REQUIREMENTS –
Find the lines holding the word "steps" and collect them.

Begin DATA TO PROCESS

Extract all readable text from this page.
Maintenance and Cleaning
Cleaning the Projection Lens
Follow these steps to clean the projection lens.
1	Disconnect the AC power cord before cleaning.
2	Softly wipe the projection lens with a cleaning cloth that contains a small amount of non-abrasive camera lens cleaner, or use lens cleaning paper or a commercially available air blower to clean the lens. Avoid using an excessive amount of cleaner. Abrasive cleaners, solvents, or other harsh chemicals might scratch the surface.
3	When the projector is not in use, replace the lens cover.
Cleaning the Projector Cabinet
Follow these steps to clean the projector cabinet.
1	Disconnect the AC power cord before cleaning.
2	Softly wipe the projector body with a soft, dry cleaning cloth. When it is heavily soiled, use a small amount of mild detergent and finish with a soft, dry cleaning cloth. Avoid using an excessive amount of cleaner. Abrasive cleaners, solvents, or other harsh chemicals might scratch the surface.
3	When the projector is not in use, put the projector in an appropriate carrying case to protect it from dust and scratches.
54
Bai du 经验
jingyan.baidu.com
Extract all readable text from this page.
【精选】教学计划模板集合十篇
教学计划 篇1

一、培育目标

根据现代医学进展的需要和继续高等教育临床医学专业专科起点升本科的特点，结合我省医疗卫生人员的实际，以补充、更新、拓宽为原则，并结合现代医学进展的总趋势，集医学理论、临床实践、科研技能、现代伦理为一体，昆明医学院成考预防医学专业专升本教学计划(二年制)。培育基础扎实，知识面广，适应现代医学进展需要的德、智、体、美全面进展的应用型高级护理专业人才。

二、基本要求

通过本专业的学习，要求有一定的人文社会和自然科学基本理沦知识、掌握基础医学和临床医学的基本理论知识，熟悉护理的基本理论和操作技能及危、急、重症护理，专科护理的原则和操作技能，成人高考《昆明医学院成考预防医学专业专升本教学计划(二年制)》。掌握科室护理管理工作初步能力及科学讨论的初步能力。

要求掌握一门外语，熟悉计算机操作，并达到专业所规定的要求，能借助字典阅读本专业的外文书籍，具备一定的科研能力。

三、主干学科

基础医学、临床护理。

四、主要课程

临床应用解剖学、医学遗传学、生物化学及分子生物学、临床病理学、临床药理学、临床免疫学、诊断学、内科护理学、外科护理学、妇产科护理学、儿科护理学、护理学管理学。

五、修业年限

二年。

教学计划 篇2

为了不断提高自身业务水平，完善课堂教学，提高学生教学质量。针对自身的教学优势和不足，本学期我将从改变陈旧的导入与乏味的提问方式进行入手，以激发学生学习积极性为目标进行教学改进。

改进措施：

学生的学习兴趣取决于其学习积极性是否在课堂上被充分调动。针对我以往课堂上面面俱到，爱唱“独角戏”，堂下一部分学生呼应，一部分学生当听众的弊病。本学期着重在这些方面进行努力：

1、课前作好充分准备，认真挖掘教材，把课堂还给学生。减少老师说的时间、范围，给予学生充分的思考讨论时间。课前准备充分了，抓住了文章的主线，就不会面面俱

End DATA TO PROCESS

EXPECTED ANSWER –
Follow these steps to clean the projection lens.
Follow these steps to clean the projector cabinet.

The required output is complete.